* **TASK TO COMPLETE**
Identify the lines holding "structured" and copy them.

* **INFORMATION SUPPLIED**

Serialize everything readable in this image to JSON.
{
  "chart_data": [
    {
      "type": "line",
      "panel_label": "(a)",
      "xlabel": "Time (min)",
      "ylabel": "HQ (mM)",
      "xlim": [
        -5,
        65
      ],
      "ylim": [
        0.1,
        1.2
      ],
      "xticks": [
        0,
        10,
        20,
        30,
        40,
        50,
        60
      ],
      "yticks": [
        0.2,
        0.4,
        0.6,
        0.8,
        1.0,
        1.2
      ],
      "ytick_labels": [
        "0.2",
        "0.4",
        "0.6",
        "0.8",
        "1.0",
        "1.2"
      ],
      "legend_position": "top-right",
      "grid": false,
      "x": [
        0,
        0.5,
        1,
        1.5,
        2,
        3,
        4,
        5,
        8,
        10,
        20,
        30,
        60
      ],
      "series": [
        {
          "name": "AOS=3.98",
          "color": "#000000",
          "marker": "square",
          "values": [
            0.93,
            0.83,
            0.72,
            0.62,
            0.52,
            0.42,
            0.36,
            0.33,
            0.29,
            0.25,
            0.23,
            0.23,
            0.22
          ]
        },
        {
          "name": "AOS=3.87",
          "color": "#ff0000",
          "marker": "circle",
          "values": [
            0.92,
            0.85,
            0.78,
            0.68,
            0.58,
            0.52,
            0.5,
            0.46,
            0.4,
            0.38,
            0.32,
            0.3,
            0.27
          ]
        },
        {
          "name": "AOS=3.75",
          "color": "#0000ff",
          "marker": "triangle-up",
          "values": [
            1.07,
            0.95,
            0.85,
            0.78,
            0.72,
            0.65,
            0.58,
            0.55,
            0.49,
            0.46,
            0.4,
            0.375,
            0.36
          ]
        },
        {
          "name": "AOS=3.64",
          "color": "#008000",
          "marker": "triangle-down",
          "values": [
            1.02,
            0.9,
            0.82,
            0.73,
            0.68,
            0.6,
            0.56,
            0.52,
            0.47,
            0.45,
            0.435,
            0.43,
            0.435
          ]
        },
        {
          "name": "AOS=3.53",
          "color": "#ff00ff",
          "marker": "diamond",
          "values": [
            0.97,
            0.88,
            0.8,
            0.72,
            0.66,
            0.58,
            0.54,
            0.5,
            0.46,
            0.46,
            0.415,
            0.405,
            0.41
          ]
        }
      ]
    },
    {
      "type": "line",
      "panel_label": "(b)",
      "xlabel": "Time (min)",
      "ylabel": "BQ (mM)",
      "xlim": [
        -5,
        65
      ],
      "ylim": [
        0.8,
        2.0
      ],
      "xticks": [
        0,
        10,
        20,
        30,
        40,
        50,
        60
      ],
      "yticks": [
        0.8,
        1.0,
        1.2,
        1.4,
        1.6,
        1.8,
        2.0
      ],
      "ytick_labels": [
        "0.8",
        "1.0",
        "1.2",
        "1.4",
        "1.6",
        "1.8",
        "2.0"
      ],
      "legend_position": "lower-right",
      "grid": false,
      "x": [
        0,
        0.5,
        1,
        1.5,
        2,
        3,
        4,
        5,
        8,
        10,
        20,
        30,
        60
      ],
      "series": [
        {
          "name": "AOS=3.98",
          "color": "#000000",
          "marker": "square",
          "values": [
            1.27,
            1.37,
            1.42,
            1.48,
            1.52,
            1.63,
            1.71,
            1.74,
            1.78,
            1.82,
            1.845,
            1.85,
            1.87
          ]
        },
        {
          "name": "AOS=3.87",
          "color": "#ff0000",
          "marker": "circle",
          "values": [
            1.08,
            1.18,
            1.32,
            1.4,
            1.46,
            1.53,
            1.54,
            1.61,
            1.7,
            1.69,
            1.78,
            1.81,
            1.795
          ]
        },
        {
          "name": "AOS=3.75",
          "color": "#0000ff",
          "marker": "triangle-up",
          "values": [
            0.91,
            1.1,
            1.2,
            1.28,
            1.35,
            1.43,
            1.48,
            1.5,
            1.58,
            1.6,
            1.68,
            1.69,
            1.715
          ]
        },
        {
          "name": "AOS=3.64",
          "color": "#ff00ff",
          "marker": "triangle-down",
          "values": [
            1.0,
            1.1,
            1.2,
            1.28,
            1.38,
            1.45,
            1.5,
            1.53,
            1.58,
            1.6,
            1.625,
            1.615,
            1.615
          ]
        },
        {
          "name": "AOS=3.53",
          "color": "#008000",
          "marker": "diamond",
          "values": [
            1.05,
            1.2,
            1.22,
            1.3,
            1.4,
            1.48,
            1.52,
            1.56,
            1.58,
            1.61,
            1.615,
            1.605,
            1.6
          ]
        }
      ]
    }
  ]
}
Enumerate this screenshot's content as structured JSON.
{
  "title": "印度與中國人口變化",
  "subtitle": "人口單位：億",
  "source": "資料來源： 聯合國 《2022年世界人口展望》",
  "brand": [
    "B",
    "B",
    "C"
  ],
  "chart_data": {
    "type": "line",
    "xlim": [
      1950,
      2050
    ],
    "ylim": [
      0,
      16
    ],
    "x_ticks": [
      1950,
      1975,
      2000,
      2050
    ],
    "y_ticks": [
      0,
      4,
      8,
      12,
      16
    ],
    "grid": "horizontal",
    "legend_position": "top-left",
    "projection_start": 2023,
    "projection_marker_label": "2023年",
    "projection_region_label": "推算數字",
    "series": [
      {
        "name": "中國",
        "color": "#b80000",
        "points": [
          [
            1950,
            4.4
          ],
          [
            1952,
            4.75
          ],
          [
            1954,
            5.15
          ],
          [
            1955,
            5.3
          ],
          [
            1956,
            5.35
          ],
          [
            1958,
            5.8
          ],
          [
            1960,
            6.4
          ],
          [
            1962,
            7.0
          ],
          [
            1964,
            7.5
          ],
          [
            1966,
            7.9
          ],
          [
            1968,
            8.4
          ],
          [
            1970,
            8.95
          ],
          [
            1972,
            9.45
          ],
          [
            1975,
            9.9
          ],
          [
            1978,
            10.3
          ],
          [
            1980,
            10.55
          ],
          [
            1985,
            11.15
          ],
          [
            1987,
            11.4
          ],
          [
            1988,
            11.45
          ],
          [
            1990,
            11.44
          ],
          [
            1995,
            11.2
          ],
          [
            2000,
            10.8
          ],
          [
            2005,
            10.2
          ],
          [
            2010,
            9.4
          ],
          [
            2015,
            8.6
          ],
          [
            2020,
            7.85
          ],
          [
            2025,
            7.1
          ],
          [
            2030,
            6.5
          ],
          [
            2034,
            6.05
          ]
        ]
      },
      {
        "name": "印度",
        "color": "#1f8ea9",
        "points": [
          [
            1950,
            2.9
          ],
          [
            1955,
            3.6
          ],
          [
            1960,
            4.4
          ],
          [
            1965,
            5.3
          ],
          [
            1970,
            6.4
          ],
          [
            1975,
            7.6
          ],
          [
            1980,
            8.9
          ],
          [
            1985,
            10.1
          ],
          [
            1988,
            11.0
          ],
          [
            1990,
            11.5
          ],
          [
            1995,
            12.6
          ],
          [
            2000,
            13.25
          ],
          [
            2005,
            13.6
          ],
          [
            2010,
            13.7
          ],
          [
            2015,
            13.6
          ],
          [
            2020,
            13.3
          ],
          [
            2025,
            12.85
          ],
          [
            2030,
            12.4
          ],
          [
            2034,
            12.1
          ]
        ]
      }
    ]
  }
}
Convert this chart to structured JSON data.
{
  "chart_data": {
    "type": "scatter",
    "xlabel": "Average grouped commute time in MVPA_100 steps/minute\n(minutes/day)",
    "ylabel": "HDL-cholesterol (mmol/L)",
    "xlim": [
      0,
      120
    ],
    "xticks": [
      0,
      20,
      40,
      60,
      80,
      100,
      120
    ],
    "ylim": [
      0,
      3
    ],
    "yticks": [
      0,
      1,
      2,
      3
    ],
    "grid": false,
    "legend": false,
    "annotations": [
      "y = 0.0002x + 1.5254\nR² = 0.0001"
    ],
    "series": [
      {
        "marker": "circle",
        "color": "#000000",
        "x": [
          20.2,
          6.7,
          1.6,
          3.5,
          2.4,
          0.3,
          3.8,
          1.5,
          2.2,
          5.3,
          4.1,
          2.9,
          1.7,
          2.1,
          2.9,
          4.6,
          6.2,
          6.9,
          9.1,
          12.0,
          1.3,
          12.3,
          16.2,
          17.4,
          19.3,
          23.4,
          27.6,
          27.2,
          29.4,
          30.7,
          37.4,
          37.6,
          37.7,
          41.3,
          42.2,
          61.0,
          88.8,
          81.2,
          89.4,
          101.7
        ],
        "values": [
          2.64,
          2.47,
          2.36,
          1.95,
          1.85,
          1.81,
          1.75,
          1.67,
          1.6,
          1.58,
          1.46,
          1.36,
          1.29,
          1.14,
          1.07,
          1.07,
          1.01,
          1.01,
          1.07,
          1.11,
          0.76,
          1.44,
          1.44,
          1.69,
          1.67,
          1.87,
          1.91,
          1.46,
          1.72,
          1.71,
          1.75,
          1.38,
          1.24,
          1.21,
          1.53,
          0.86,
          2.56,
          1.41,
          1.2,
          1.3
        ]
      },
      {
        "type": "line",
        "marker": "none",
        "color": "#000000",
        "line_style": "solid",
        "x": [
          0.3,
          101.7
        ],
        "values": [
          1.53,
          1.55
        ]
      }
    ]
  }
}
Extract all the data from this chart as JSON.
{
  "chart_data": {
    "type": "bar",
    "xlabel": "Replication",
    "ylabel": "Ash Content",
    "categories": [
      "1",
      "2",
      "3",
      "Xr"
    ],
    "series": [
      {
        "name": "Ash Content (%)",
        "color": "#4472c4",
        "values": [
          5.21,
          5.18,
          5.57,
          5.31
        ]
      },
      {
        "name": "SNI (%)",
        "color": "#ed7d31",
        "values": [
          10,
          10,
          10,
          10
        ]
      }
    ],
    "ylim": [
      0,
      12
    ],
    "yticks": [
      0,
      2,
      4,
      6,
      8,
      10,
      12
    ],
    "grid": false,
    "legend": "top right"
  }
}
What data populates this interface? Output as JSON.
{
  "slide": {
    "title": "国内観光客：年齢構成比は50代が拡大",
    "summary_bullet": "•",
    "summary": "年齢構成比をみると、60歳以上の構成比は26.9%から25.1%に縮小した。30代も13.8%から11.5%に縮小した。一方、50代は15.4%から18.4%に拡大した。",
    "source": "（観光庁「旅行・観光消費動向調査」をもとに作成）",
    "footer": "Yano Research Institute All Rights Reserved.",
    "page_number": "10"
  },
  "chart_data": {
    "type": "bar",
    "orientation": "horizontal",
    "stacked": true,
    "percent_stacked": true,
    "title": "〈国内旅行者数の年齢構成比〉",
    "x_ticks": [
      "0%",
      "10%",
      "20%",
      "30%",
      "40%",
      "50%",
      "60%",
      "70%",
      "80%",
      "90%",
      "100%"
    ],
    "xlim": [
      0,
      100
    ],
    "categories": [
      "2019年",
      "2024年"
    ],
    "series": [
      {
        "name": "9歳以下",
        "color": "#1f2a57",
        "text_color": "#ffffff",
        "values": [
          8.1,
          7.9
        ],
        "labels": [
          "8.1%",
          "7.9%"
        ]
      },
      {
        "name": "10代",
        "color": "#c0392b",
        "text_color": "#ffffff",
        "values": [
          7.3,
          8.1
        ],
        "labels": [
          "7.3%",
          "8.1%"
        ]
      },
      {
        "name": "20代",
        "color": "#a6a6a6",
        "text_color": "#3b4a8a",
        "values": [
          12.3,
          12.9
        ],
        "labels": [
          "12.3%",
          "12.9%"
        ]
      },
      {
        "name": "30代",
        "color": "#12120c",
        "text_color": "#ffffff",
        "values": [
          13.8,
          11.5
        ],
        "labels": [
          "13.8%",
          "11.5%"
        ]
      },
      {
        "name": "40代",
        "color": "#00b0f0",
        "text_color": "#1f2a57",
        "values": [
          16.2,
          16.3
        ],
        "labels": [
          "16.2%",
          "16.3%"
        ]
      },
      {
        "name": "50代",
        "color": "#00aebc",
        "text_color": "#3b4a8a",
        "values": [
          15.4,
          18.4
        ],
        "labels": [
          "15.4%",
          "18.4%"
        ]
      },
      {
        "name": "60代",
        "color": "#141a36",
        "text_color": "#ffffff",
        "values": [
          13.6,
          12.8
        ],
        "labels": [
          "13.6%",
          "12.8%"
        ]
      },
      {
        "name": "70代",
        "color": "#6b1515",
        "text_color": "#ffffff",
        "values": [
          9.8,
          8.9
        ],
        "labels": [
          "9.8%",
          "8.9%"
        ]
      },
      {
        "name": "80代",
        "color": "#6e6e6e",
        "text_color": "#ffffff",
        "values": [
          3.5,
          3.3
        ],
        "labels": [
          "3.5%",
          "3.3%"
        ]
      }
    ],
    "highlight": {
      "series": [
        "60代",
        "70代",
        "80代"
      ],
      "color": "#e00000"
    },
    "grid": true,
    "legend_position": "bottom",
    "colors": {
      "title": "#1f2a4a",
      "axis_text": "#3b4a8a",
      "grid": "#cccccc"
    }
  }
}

* **ANSWER IN FULL**
Enumerate this screenshot's content as structured JSON.
Convert this chart to structured JSON data.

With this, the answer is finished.